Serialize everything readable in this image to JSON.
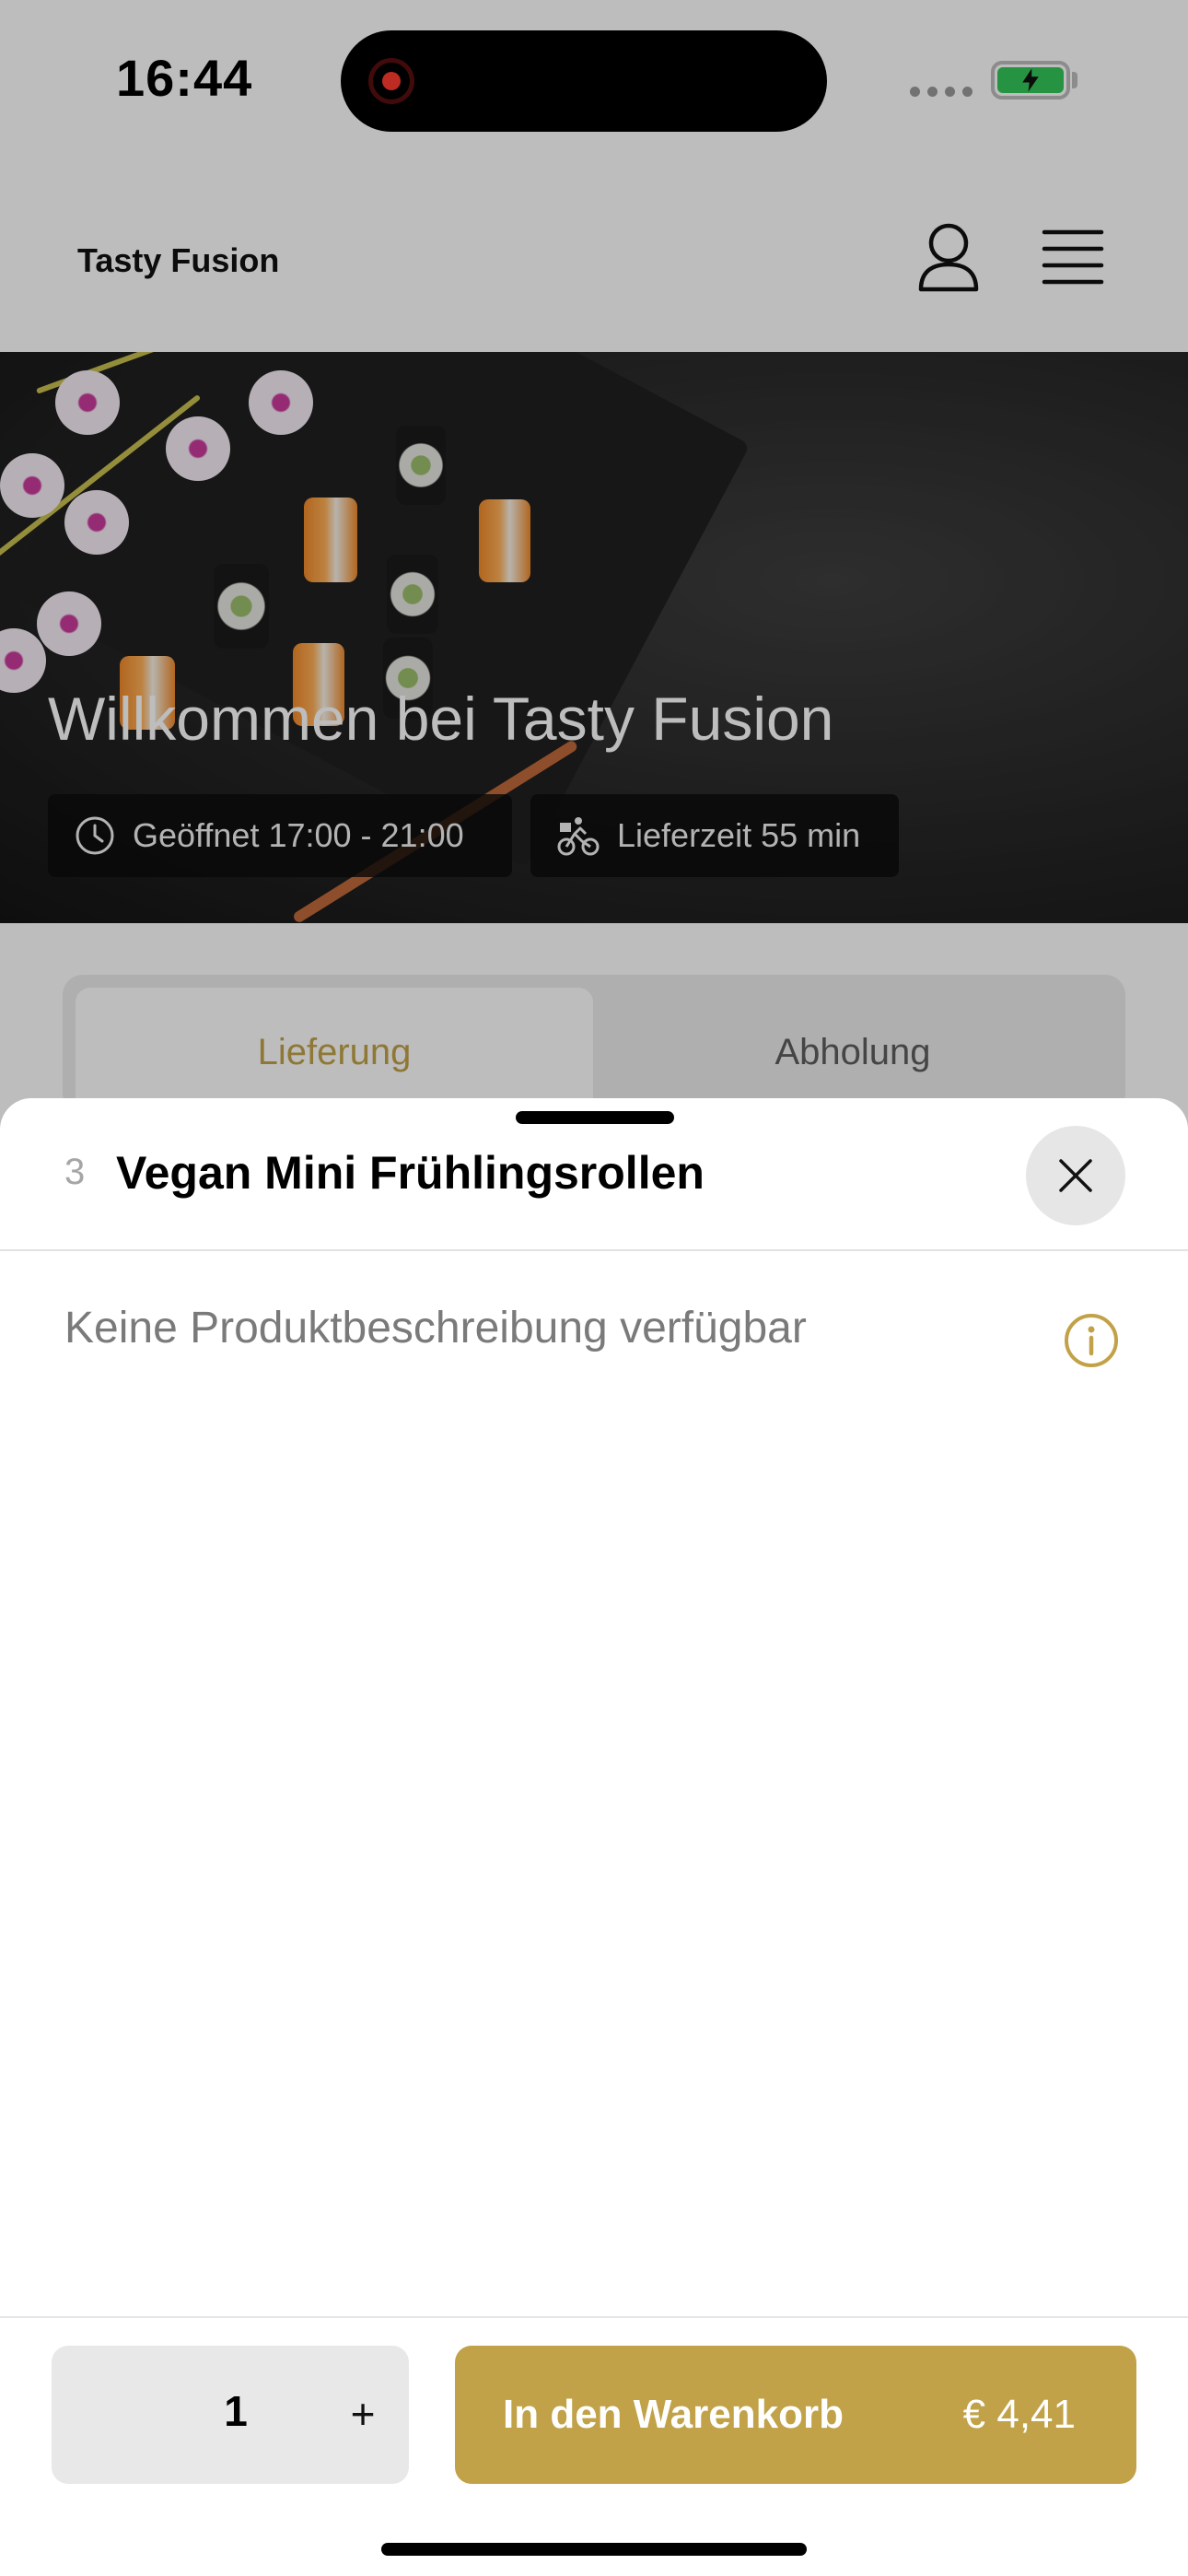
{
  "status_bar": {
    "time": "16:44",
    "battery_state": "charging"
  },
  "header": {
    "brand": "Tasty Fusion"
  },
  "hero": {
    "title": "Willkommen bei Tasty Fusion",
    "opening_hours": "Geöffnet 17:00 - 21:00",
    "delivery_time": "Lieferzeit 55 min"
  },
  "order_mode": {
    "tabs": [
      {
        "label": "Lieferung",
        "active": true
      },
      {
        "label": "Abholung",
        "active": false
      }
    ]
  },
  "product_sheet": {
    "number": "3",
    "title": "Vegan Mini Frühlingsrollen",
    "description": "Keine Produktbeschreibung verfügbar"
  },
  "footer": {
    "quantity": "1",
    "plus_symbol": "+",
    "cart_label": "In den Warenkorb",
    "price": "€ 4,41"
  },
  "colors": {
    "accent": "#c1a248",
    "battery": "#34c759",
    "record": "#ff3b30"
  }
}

────────

== WHAT THIS TASK INVOLVES ==
All of the lines above should be printed exactly, minus the pictures.

== WORKED ANSWER ==
Serialize everything readable in this image to JSON.
{
  "status_bar": {
    "time": "16:44",
    "battery_state": "charging"
  },
  "header": {
    "brand": "Tasty Fusion"
  },
  "hero": {
    "title": "Willkommen bei Tasty Fusion",
    "opening_hours": "Geöffnet 17:00 - 21:00",
    "delivery_time": "Lieferzeit 55 min"
  },
  "order_mode": {
    "tabs": [
      {
        "label": "Lieferung",
        "active": true
      },
      {
        "label": "Abholung",
        "active": false
      }
    ]
  },
  "product_sheet": {
    "number": "3",
    "title": "Vegan Mini Frühlingsrollen",
    "description": "Keine Produktbeschreibung verfügbar"
  },
  "footer": {
    "quantity": "1",
    "plus_symbol": "+",
    "cart_label": "In den Warenkorb",
    "price": "€ 4,41"
  },
  "colors": {
    "accent": "#c1a248",
    "battery": "#34c759",
    "record": "#ff3b30"
  }
}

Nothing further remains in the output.